• Page extract:
*-*-*

In the case of Xen, typically one of the virtual machines takes care of the other hardware bits, like device drivers for disk, network, video card, etc. The other virtual machines communicate with that first privileged virtual machine (domain 0) to manipulate their virtual devices. A hypervisor can be seen as a form of microkernel.
There are a number of advantages and disadvantages to each approach.
Hypervisor advantages
- The system is controlled by a small piece of software, small enough to be audited for security issues.
- Rebuttal: in practice the code that lives in domain 0 needs to be audited too, so the software is no longer small.
- The hypervisor takes up little virtual address space, which matters on 32 bit systems.
- The exact same kernel can be run as host OS (domain 0) and guest OS.
- Rebuttal: This advantage is disappearing with coopvirt or the paravirt ops infrastructure.
- The same hypervisor can be used with multiple operating systems.
- Eg. use Linux or FreeBSD as the host OS, with the same virtualization software.
- Rebuttal: With VMI or a clean coopvirt interface, this could also be done without a hypervisor.
- The hypervisor underlies all kernel-based isolation safeguards with an additional level of safeguards to isolate guests from each other.
Linux based advantages
- The virtualization software can be smaller, because it shares more functionality with the Linux kernel.
- Rebuttal: Because all guests share the same underlying linux kernel, each guest is only as isolated from the others as any linux process is from other processes.

*-*-*

(Document understanding data)
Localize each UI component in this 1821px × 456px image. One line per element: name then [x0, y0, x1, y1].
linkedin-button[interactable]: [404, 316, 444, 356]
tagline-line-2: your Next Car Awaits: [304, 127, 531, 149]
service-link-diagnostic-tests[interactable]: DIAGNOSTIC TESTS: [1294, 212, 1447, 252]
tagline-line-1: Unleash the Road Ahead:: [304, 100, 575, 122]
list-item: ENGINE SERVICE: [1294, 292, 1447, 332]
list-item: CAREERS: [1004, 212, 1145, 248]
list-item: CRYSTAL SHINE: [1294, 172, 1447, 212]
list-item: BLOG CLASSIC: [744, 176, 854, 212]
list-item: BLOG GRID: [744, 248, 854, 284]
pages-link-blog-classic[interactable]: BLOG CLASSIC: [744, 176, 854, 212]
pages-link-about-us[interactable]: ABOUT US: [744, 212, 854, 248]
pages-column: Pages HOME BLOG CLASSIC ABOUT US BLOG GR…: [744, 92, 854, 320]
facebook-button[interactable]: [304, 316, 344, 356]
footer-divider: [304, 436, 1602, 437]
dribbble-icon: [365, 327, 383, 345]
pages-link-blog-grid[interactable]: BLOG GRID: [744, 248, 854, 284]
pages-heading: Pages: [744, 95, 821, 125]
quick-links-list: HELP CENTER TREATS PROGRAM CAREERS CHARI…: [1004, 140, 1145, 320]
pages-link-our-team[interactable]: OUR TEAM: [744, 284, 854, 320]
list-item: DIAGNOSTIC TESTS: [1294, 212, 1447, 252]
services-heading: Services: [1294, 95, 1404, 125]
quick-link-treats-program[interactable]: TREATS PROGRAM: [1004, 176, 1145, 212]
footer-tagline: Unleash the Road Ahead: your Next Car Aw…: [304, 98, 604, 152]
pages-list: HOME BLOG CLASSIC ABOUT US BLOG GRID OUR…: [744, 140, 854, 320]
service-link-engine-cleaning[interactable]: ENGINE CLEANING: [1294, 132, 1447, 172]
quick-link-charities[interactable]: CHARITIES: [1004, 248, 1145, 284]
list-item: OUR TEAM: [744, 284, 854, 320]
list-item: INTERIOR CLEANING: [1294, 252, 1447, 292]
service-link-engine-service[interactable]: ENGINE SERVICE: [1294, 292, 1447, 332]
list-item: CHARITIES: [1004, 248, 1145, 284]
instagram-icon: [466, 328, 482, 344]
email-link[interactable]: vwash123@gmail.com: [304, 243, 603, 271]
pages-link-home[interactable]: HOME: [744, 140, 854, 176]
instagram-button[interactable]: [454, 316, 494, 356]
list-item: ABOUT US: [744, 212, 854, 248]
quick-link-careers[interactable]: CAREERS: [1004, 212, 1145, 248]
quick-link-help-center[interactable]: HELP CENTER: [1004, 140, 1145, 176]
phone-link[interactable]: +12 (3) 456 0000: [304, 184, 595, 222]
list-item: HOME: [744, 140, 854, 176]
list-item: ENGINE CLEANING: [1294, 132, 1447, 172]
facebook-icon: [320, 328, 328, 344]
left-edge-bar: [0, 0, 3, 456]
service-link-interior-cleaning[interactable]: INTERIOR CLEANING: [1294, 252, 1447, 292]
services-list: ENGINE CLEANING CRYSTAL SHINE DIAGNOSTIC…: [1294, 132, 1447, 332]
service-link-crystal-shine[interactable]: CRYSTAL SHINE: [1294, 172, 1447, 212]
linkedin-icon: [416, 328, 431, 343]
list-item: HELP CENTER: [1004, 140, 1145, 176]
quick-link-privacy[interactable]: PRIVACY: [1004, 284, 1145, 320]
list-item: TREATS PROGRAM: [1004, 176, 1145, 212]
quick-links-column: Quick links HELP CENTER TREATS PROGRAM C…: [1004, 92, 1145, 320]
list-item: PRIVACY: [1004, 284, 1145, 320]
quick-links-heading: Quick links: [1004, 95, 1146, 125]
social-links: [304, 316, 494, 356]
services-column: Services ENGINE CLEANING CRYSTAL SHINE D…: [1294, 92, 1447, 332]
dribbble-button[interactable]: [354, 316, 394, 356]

*-*-*

• Exercise requirements:
Continue the text on hypervisor versus Linux-based virtualization, picking up right after its last sentence.

• Exercise response:
- Deep-down OS functionality like kexec+kdump just work, without needing support in the hypervisor.
- This includes things like CPU frequency scaling and laptop suspend/resume, which do not currently work in Xen.
- The same is true for other hardware support that would need hypervisor support, eg. pmtimer or some ACPI functionality.
- Ubiquity. Once a Linux based virtualization technology is in the upstream (kernel.org) kernel, it can be enabled very easily by Linux distributions.
- Virtual Memory. A hypervisor like Xen only manages physical memory, running under a Linux kernel allows for Virtual Memory paging and oversubscription.
- Lower context switching times: running natively under Linux with a paravirt aware guest and cr3 caching, context switching can actually exceed that of Xen PV domains.
Lower IO overhead: As all IO under a hypervisor setup such as Xen is done by a userspace daemon in domain0, the overhead to do any paravirt IO must include the domain->domain context switch as well as the kernel->userspace context switch to the daemon to handle the IO request. If IO is instead handled by the Linux kernel natively, the only context switch is to kernel space to handle the IO request.
- Linux will probably evolve to provide many of the benefits of a hypervisor solution, while retaining its existing benefits as a virtualization platform.
So, which is better?
Which approach is better depends entirely on what your goals are. For a Linux kernel maintainer (hi Linus) it is much easier if the software is small, simple and entirely inside the kernel. Interfaces to an external hypervisor mean an extra interdependency with another project.
For end users the functionality will probably be more important than what the underlying technology is. As long as the virtualization technology in question is efficient, easily manageable and available on the system by default it will do the job. End users will be interested in the Linux virtualization technology comparison table.
In the end, chances are that whatever technology makes it into the upstream (kernel.org) kernel and fulfills all of a user's technical needs will be the one that gets used. Practical availability trumps theoretical advantages every time.